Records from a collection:

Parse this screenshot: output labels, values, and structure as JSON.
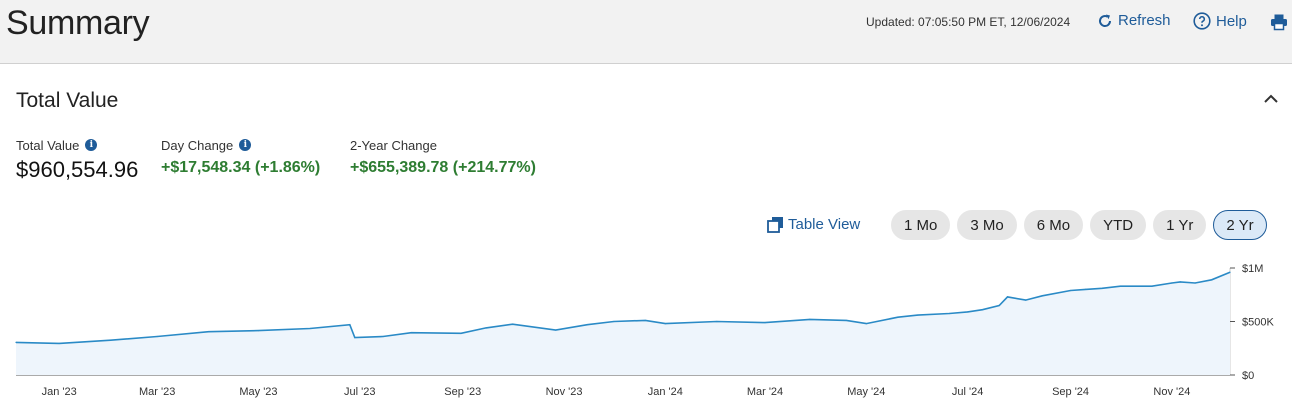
{
  "header": {
    "title": "Summary",
    "updated": "Updated: 07:05:50 PM ET, 12/06/2024",
    "refresh_label": "Refresh",
    "help_label": "Help",
    "print_icon": "printer-icon",
    "accent_color": "#1f5c99"
  },
  "section": {
    "title": "Total Value",
    "collapse_icon": "chevron-up-icon"
  },
  "metrics": {
    "total_value_label": "Total Value",
    "total_value": "$960,554.96",
    "day_change_label": "Day Change",
    "day_change": "+$17,548.34 (+1.86%)",
    "two_year_label": "2-Year Change",
    "two_year_change": "+$655,389.78 (+214.77%)",
    "positive_color": "#2e7d32"
  },
  "controls": {
    "table_view_label": "Table View",
    "ranges": [
      "1 Mo",
      "3 Mo",
      "6 Mo",
      "YTD",
      "1 Yr",
      "2 Yr"
    ],
    "selected_range": "2 Yr"
  },
  "chart_data": {
    "type": "area",
    "x_tick_labels": [
      "Jan '23",
      "Mar '23",
      "May '23",
      "Jul '23",
      "Sep '23",
      "Nov '23",
      "Jan '24",
      "Mar '24",
      "May '24",
      "Jul '24",
      "Sep '24",
      "Nov '24"
    ],
    "y_tick_labels": [
      "$1M",
      "$500K",
      "$0"
    ],
    "ylim": [
      0,
      1000000
    ],
    "line_color": "#2a8ac6",
    "fill_color": "#eef5fc",
    "x": [
      "2022-12-06",
      "2023-01-01",
      "2023-02-01",
      "2023-03-01",
      "2023-04-01",
      "2023-05-01",
      "2023-06-01",
      "2023-06-25",
      "2023-06-28",
      "2023-07-15",
      "2023-08-01",
      "2023-08-31",
      "2023-09-15",
      "2023-10-01",
      "2023-10-27",
      "2023-11-15",
      "2023-12-01",
      "2023-12-20",
      "2024-01-01",
      "2024-02-01",
      "2024-03-01",
      "2024-03-28",
      "2024-04-19",
      "2024-05-01",
      "2024-05-20",
      "2024-06-01",
      "2024-06-20",
      "2024-07-01",
      "2024-07-10",
      "2024-07-20",
      "2024-07-25",
      "2024-08-05",
      "2024-08-15",
      "2024-09-01",
      "2024-09-10",
      "2024-09-20",
      "2024-10-01",
      "2024-10-20",
      "2024-11-01",
      "2024-11-06",
      "2024-11-15",
      "2024-11-25",
      "2024-12-06"
    ],
    "y": [
      305000,
      295000,
      325000,
      360000,
      405000,
      415000,
      435000,
      470000,
      350000,
      360000,
      395000,
      390000,
      440000,
      475000,
      420000,
      470000,
      500000,
      510000,
      480000,
      500000,
      490000,
      520000,
      510000,
      480000,
      540000,
      560000,
      575000,
      590000,
      610000,
      650000,
      730000,
      700000,
      740000,
      790000,
      800000,
      810000,
      830000,
      830000,
      860000,
      870000,
      860000,
      890000,
      960555
    ]
  }
}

§ **EXERCISE INSTRUCTIONS**: Without the pictures, print the whole listing exactly as given.

§ **FINISHED ANSWER**:
Parse this screenshot: output labels, values, and structure as JSON.
{
  "header": {
    "title": "Summary",
    "updated": "Updated: 07:05:50 PM ET, 12/06/2024",
    "refresh_label": "Refresh",
    "help_label": "Help",
    "print_icon": "printer-icon",
    "accent_color": "#1f5c99"
  },
  "section": {
    "title": "Total Value",
    "collapse_icon": "chevron-up-icon"
  },
  "metrics": {
    "total_value_label": "Total Value",
    "total_value": "$960,554.96",
    "day_change_label": "Day Change",
    "day_change": "+$17,548.34 (+1.86%)",
    "two_year_label": "2-Year Change",
    "two_year_change": "+$655,389.78 (+214.77%)",
    "positive_color": "#2e7d32"
  },
  "controls": {
    "table_view_label": "Table View",
    "ranges": [
      "1 Mo",
      "3 Mo",
      "6 Mo",
      "YTD",
      "1 Yr",
      "2 Yr"
    ],
    "selected_range": "2 Yr"
  },
  "chart_data": {
    "type": "area",
    "x_tick_labels": [
      "Jan '23",
      "Mar '23",
      "May '23",
      "Jul '23",
      "Sep '23",
      "Nov '23",
      "Jan '24",
      "Mar '24",
      "May '24",
      "Jul '24",
      "Sep '24",
      "Nov '24"
    ],
    "y_tick_labels": [
      "$1M",
      "$500K",
      "$0"
    ],
    "ylim": [
      0,
      1000000
    ],
    "line_color": "#2a8ac6",
    "fill_color": "#eef5fc",
    "x": [
      "2022-12-06",
      "2023-01-01",
      "2023-02-01",
      "2023-03-01",
      "2023-04-01",
      "2023-05-01",
      "2023-06-01",
      "2023-06-25",
      "2023-06-28",
      "2023-07-15",
      "2023-08-01",
      "2023-08-31",
      "2023-09-15",
      "2023-10-01",
      "2023-10-27",
      "2023-11-15",
      "2023-12-01",
      "2023-12-20",
      "2024-01-01",
      "2024-02-01",
      "2024-03-01",
      "2024-03-28",
      "2024-04-19",
      "2024-05-01",
      "2024-05-20",
      "2024-06-01",
      "2024-06-20",
      "2024-07-01",
      "2024-07-10",
      "2024-07-20",
      "2024-07-25",
      "2024-08-05",
      "2024-08-15",
      "2024-09-01",
      "2024-09-10",
      "2024-09-20",
      "2024-10-01",
      "2024-10-20",
      "2024-11-01",
      "2024-11-06",
      "2024-11-15",
      "2024-11-25",
      "2024-12-06"
    ],
    "y": [
      305000,
      295000,
      325000,
      360000,
      405000,
      415000,
      435000,
      470000,
      350000,
      360000,
      395000,
      390000,
      440000,
      475000,
      420000,
      470000,
      500000,
      510000,
      480000,
      500000,
      490000,
      520000,
      510000,
      480000,
      540000,
      560000,
      575000,
      590000,
      610000,
      650000,
      730000,
      700000,
      740000,
      790000,
      800000,
      810000,
      830000,
      830000,
      860000,
      870000,
      860000,
      890000,
      960555
    ]
  }
}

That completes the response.